▽
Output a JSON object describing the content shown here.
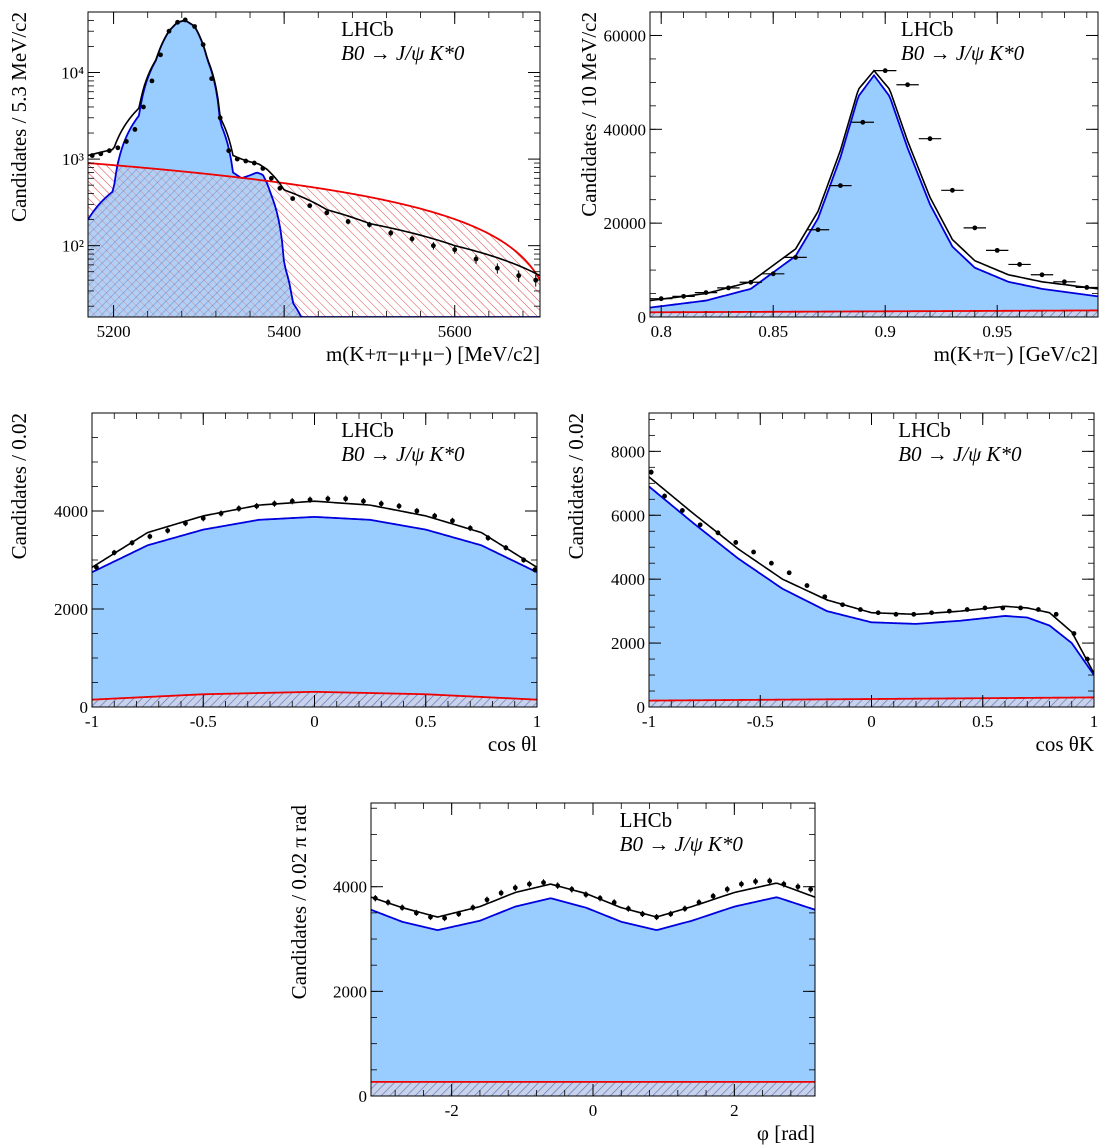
{
  "colors": {
    "signal_fill": "#99CCFF",
    "signal_line": "#0000DD",
    "background_line": "#EE0000",
    "background_hatch_blue": "#5577BB",
    "background_hatch_red": "#DD3333",
    "total_line": "#000000",
    "data": "#000000"
  },
  "chart_data": [
    {
      "id": "mass_b",
      "type": "line",
      "xlabel": "m(K+π−μ+μ−) [MeV/c2]",
      "ylabel": "Candidates / 5.3 MeV/c2",
      "xlim": [
        5170,
        5700
      ],
      "ylim": [
        15,
        50000
      ],
      "log_y": true,
      "x_ticks": [
        5200,
        5400,
        5600
      ],
      "y_ticks": [
        100,
        1000,
        10000
      ],
      "y_tick_labels": [
        "10²",
        "10³",
        "10⁴"
      ],
      "annotation": {
        "experiment": "LHCb",
        "decay": "B0 → J/ψ K*0"
      },
      "signal": {
        "name": "",
        "x": [
          5170,
          5200,
          5230,
          5250,
          5265,
          5275,
          5284,
          5295,
          5310,
          5325,
          5340,
          5350,
          5360,
          5368,
          5375,
          5385,
          5400,
          5410,
          5420,
          5430
        ],
        "y": [
          200,
          430,
          3200,
          14000,
          30000,
          38000,
          40000,
          34000,
          14000,
          2600,
          700,
          600,
          650,
          700,
          660,
          380,
          60,
          22,
          15,
          15
        ]
      },
      "background": {
        "name": "",
        "x": [
          5170,
          5700
        ],
        "y": [
          900,
          40
        ]
      },
      "total": {
        "name": "",
        "x": [
          5170,
          5200,
          5230,
          5250,
          5265,
          5275,
          5284,
          5295,
          5310,
          5325,
          5340,
          5350,
          5360,
          5370,
          5380,
          5400,
          5450,
          5500,
          5600,
          5700
        ],
        "y": [
          1100,
          1300,
          3900,
          14200,
          30200,
          38100,
          40100,
          34100,
          14300,
          3000,
          1100,
          1000,
          930,
          880,
          760,
          440,
          260,
          180,
          100,
          45
        ]
      },
      "data_points": {
        "x": [
          5175,
          5185,
          5195,
          5205,
          5215,
          5225,
          5235,
          5245,
          5255,
          5265,
          5275,
          5284,
          5295,
          5305,
          5315,
          5325,
          5335,
          5345,
          5355,
          5365,
          5375,
          5385,
          5395,
          5410,
          5430,
          5450,
          5475,
          5500,
          5525,
          5550,
          5575,
          5600,
          5625,
          5650,
          5675,
          5695
        ],
        "y": [
          1100,
          1150,
          1250,
          1350,
          1600,
          2200,
          4000,
          8000,
          16000,
          30000,
          38000,
          40500,
          34000,
          21000,
          8500,
          3000,
          1250,
          1000,
          950,
          900,
          780,
          600,
          460,
          350,
          290,
          240,
          190,
          175,
          140,
          120,
          100,
          90,
          70,
          55,
          45,
          40
        ]
      }
    },
    {
      "id": "mass_kpi",
      "type": "line",
      "xlabel": "m(K+π−) [GeV/c2]",
      "ylabel": "Candidates / 10 MeV/c2",
      "xlim": [
        0.795,
        0.995
      ],
      "ylim": [
        0,
        65000
      ],
      "x_ticks": [
        0.8,
        0.85,
        0.9,
        0.95
      ],
      "x_tick_labels": [
        "0.8",
        "0.85",
        "0.9",
        "0.95"
      ],
      "y_ticks": [
        0,
        20000,
        40000,
        60000
      ],
      "annotation": {
        "experiment": "LHCb",
        "decay": "B0 → J/ψ K*0"
      },
      "signal": {
        "name": "",
        "x": [
          0.795,
          0.82,
          0.84,
          0.86,
          0.87,
          0.88,
          0.888,
          0.895,
          0.902,
          0.91,
          0.92,
          0.93,
          0.94,
          0.955,
          0.97,
          0.995
        ],
        "y": [
          2000,
          3500,
          6000,
          13000,
          21000,
          34000,
          47000,
          51500,
          47000,
          36000,
          24000,
          15000,
          10500,
          7500,
          6000,
          4400
        ]
      },
      "background": {
        "name": "",
        "x": [
          0.795,
          0.995
        ],
        "y": [
          1000,
          1400
        ]
      },
      "total": {
        "name": "",
        "x": [
          0.795,
          0.82,
          0.84,
          0.86,
          0.87,
          0.88,
          0.888,
          0.895,
          0.902,
          0.91,
          0.92,
          0.93,
          0.94,
          0.955,
          0.97,
          0.995
        ],
        "y": [
          3500,
          5000,
          7500,
          14500,
          22500,
          35500,
          48500,
          52500,
          48500,
          37500,
          25500,
          16500,
          12000,
          9000,
          7500,
          6000
        ]
      },
      "data_points": {
        "x": [
          0.8,
          0.81,
          0.82,
          0.83,
          0.84,
          0.85,
          0.86,
          0.87,
          0.88,
          0.89,
          0.9,
          0.91,
          0.92,
          0.93,
          0.94,
          0.95,
          0.96,
          0.97,
          0.98,
          0.99
        ],
        "y": [
          3900,
          4400,
          5200,
          6200,
          7400,
          9200,
          12700,
          18600,
          28000,
          41500,
          52500,
          49500,
          38000,
          27000,
          19000,
          14200,
          11200,
          9000,
          7500,
          6300
        ]
      }
    },
    {
      "id": "cos_theta_l",
      "type": "line",
      "xlabel": "cos θl",
      "ylabel": "Candidates / 0.02",
      "xlim": [
        -1,
        1
      ],
      "ylim": [
        0,
        6000
      ],
      "x_ticks": [
        -1,
        -0.5,
        0,
        0.5,
        1
      ],
      "x_tick_labels": [
        "-1",
        "-0.5",
        "0",
        "0.5",
        "1"
      ],
      "y_ticks": [
        0,
        2000,
        4000
      ],
      "annotation": {
        "experiment": "LHCb",
        "decay": "B0 → J/ψ K*0"
      },
      "signal": {
        "name": "",
        "x": [
          -1,
          -0.75,
          -0.5,
          -0.25,
          0,
          0.25,
          0.5,
          0.75,
          1
        ],
        "y": [
          2750,
          3300,
          3620,
          3820,
          3880,
          3820,
          3620,
          3300,
          2750
        ]
      },
      "background": {
        "name": "",
        "x": [
          -1,
          -0.5,
          0,
          0.5,
          1
        ],
        "y": [
          150,
          260,
          310,
          260,
          150
        ]
      },
      "total": {
        "name": "",
        "x": [
          -1,
          -0.75,
          -0.5,
          -0.25,
          0,
          0.25,
          0.5,
          0.75,
          1
        ],
        "y": [
          2850,
          3560,
          3900,
          4120,
          4200,
          4120,
          3900,
          3560,
          2850
        ]
      },
      "data_points": {
        "x": [
          -0.98,
          -0.9,
          -0.82,
          -0.74,
          -0.66,
          -0.58,
          -0.5,
          -0.42,
          -0.34,
          -0.26,
          -0.18,
          -0.1,
          -0.02,
          0.06,
          0.14,
          0.22,
          0.3,
          0.38,
          0.46,
          0.54,
          0.62,
          0.7,
          0.78,
          0.86,
          0.94,
          0.99
        ],
        "y": [
          2850,
          3150,
          3350,
          3480,
          3600,
          3750,
          3850,
          3950,
          4050,
          4100,
          4150,
          4200,
          4230,
          4250,
          4250,
          4200,
          4150,
          4100,
          4000,
          3900,
          3800,
          3650,
          3450,
          3250,
          3000,
          2800
        ]
      }
    },
    {
      "id": "cos_theta_k",
      "type": "line",
      "xlabel": "cos θK",
      "ylabel": "Candidates / 0.02",
      "xlim": [
        -1,
        1
      ],
      "ylim": [
        0,
        9200
      ],
      "x_ticks": [
        -1,
        -0.5,
        0,
        0.5,
        1
      ],
      "x_tick_labels": [
        "-1",
        "-0.5",
        "0",
        "0.5",
        "1"
      ],
      "y_ticks": [
        0,
        2000,
        4000,
        6000,
        8000
      ],
      "annotation": {
        "experiment": "LHCb",
        "decay": "B0 → J/ψ K*0"
      },
      "signal": {
        "name": "",
        "x": [
          -1,
          -0.8,
          -0.6,
          -0.4,
          -0.2,
          0,
          0.2,
          0.4,
          0.6,
          0.7,
          0.8,
          0.9,
          1
        ],
        "y": [
          6900,
          5750,
          4650,
          3700,
          3000,
          2650,
          2600,
          2700,
          2850,
          2800,
          2550,
          2000,
          1000
        ]
      },
      "background": {
        "name": "",
        "x": [
          -1,
          1
        ],
        "y": [
          200,
          300
        ]
      },
      "total": {
        "name": "",
        "x": [
          -1,
          -0.8,
          -0.6,
          -0.4,
          -0.2,
          0,
          0.2,
          0.4,
          0.6,
          0.7,
          0.8,
          0.9,
          1
        ],
        "y": [
          7200,
          6050,
          4950,
          4000,
          3350,
          2950,
          2900,
          3000,
          3150,
          3100,
          2950,
          2350,
          1050
        ]
      },
      "data_points": {
        "x": [
          -0.99,
          -0.93,
          -0.85,
          -0.77,
          -0.69,
          -0.61,
          -0.53,
          -0.45,
          -0.37,
          -0.29,
          -0.21,
          -0.13,
          -0.05,
          0.03,
          0.11,
          0.19,
          0.27,
          0.35,
          0.43,
          0.51,
          0.59,
          0.67,
          0.75,
          0.83,
          0.91,
          0.97
        ],
        "y": [
          7350,
          6600,
          6150,
          5700,
          5450,
          5150,
          4850,
          4500,
          4200,
          3800,
          3450,
          3200,
          3050,
          2950,
          2900,
          2900,
          2950,
          3000,
          3050,
          3100,
          3100,
          3100,
          3050,
          2900,
          2300,
          1500
        ]
      }
    },
    {
      "id": "phi",
      "type": "line",
      "xlabel": "φ [rad]",
      "ylabel": "Candidates / 0.02 π rad",
      "xlim": [
        -3.1416,
        3.1416
      ],
      "ylim": [
        0,
        5600
      ],
      "x_ticks": [
        -2,
        0,
        2
      ],
      "x_tick_labels": [
        "-2",
        "0",
        "2"
      ],
      "y_ticks": [
        0,
        2000,
        4000
      ],
      "annotation": {
        "experiment": "LHCb",
        "decay": "B0 → J/ψ K*0"
      },
      "signal": {
        "name": "",
        "x": [
          -3.1416,
          -2.7,
          -2.2,
          -1.6,
          -1.1,
          -0.6,
          -0.1,
          0.4,
          0.9,
          1.4,
          2.0,
          2.6,
          3.1416
        ],
        "y": [
          3560,
          3330,
          3170,
          3350,
          3620,
          3780,
          3600,
          3330,
          3170,
          3350,
          3620,
          3800,
          3560
        ]
      },
      "background": {
        "name": "",
        "x": [
          -3.1416,
          3.1416
        ],
        "y": [
          270,
          270
        ]
      },
      "total": {
        "name": "",
        "x": [
          -3.1416,
          -2.7,
          -2.2,
          -1.6,
          -1.1,
          -0.6,
          -0.1,
          0.4,
          0.9,
          1.4,
          2.0,
          2.6,
          3.1416
        ],
        "y": [
          3800,
          3600,
          3420,
          3620,
          3890,
          4050,
          3870,
          3600,
          3420,
          3620,
          3890,
          4070,
          3800
        ]
      },
      "data_points": {
        "x": [
          -3.08,
          -2.9,
          -2.7,
          -2.5,
          -2.3,
          -2.1,
          -1.9,
          -1.7,
          -1.5,
          -1.3,
          -1.1,
          -0.9,
          -0.7,
          -0.5,
          -0.3,
          -0.1,
          0.1,
          0.3,
          0.5,
          0.7,
          0.9,
          1.1,
          1.3,
          1.5,
          1.7,
          1.9,
          2.1,
          2.3,
          2.5,
          2.7,
          2.9,
          3.08
        ],
        "y": [
          3780,
          3700,
          3600,
          3500,
          3420,
          3400,
          3480,
          3600,
          3750,
          3880,
          3980,
          4050,
          4080,
          4020,
          3950,
          3850,
          3780,
          3700,
          3580,
          3480,
          3420,
          3480,
          3580,
          3700,
          3820,
          3950,
          4050,
          4100,
          4110,
          4050,
          4000,
          3950
        ]
      }
    }
  ]
}
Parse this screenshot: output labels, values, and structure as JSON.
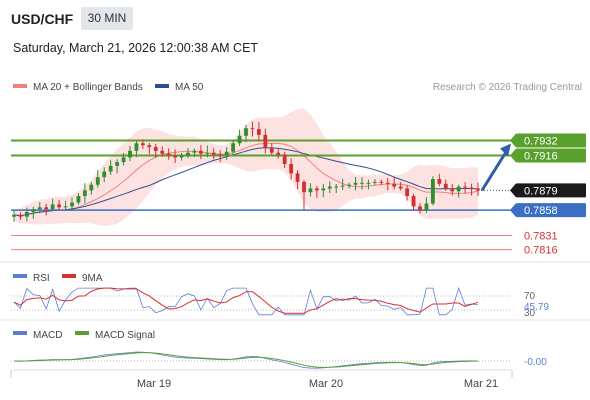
{
  "header": {
    "symbol": "USD/CHF",
    "timeframe": "30 MIN",
    "datetime": "Saturday, March 21, 2026 12:00:38 AM CET"
  },
  "colors": {
    "ma20": "#f08080",
    "bollinger_fill": "#fde2e2",
    "ma50": "#2f4f8f",
    "up_candle": "#2f8f2f",
    "down_candle": "#d23030",
    "resistance": "#5aa02c",
    "support": "#3a6fc4",
    "lower_levels": "#f08080",
    "rsi": "#5b7fd6",
    "rsi_ma": "#d93030",
    "macd": "#5b7fd6",
    "macd_signal": "#5aa02c",
    "arrow": "#2f5fa8"
  },
  "chart_data": [
    {
      "type": "candlestick",
      "symbol": "USD/CHF",
      "legend": [
        {
          "label": "MA 20 + Bollinger Bands",
          "color": "#f08080"
        },
        {
          "label": "MA 50",
          "color": "#2f4f8f"
        }
      ],
      "attribution": "Research © 2026 Trading Central",
      "ylim": [
        0.7805,
        0.7975
      ],
      "close_series": [
        0.7853,
        0.7851,
        0.7856,
        0.7859,
        0.7861,
        0.7859,
        0.7864,
        0.7861,
        0.7862,
        0.7866,
        0.7873,
        0.7879,
        0.7885,
        0.7893,
        0.7899,
        0.7905,
        0.7909,
        0.7914,
        0.7921,
        0.7929,
        0.7927,
        0.7925,
        0.7921,
        0.7918,
        0.7916,
        0.7914,
        0.7916,
        0.7919,
        0.7921,
        0.7918,
        0.7919,
        0.7917,
        0.7916,
        0.792,
        0.7929,
        0.7937,
        0.7945,
        0.7944,
        0.7938,
        0.7924,
        0.7919,
        0.7917,
        0.7907,
        0.7897,
        0.7888,
        0.7877,
        0.7881,
        0.7879,
        0.7881,
        0.7883,
        0.7883,
        0.7884,
        0.7885,
        0.7887,
        0.7887,
        0.7887,
        0.7888,
        0.7887,
        0.7886,
        0.7883,
        0.7881,
        0.7873,
        0.7862,
        0.7858,
        0.7865,
        0.7891,
        0.7886,
        0.7881,
        0.7878,
        0.7883,
        0.7882,
        0.7881,
        0.7879
      ],
      "support_resistance": [
        {
          "label": "0.7932",
          "value": 0.7932,
          "kind": "resistance"
        },
        {
          "label": "0.7916",
          "value": 0.7916,
          "kind": "resistance"
        },
        {
          "label": "0.7879",
          "value": 0.7879,
          "kind": "last"
        },
        {
          "label": "0.7858",
          "value": 0.7858,
          "kind": "support"
        },
        {
          "label": "0.7831",
          "value": 0.7831,
          "kind": "support"
        },
        {
          "label": "0.7816",
          "value": 0.7816,
          "kind": "support"
        }
      ],
      "x_ticks": [
        "Mar 19",
        "Mar 20",
        "Mar 21"
      ],
      "grid": false
    },
    {
      "type": "line",
      "legend": [
        {
          "label": "RSI",
          "color": "#5b7fd6"
        },
        {
          "label": "9MA",
          "color": "#d93030"
        }
      ],
      "ylim": [
        25,
        80
      ],
      "y_ticks": [
        "70",
        "30"
      ],
      "rsi_last_label": "45.79",
      "rsi_last": 45.79
    },
    {
      "type": "line",
      "legend": [
        {
          "label": "MACD",
          "color": "#5b7fd6"
        },
        {
          "label": "MACD Signal",
          "color": "#5aa02c"
        }
      ],
      "macd_last_label": "-0.00",
      "macd_last": 0.0
    }
  ]
}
△
■ **Exercise**
Select and copy every line from the records that includes the word "ylabel".

■ **Task solution**
      "ylabel": "Candidates / 5.3 MeV/c2",
      "ylabel": "Candidates / 10 MeV/c2",
      "ylabel": "Candidates / 0.02",
      "ylabel": "Candidates / 0.02",
      "ylabel": "Candidates / 0.02 π rad",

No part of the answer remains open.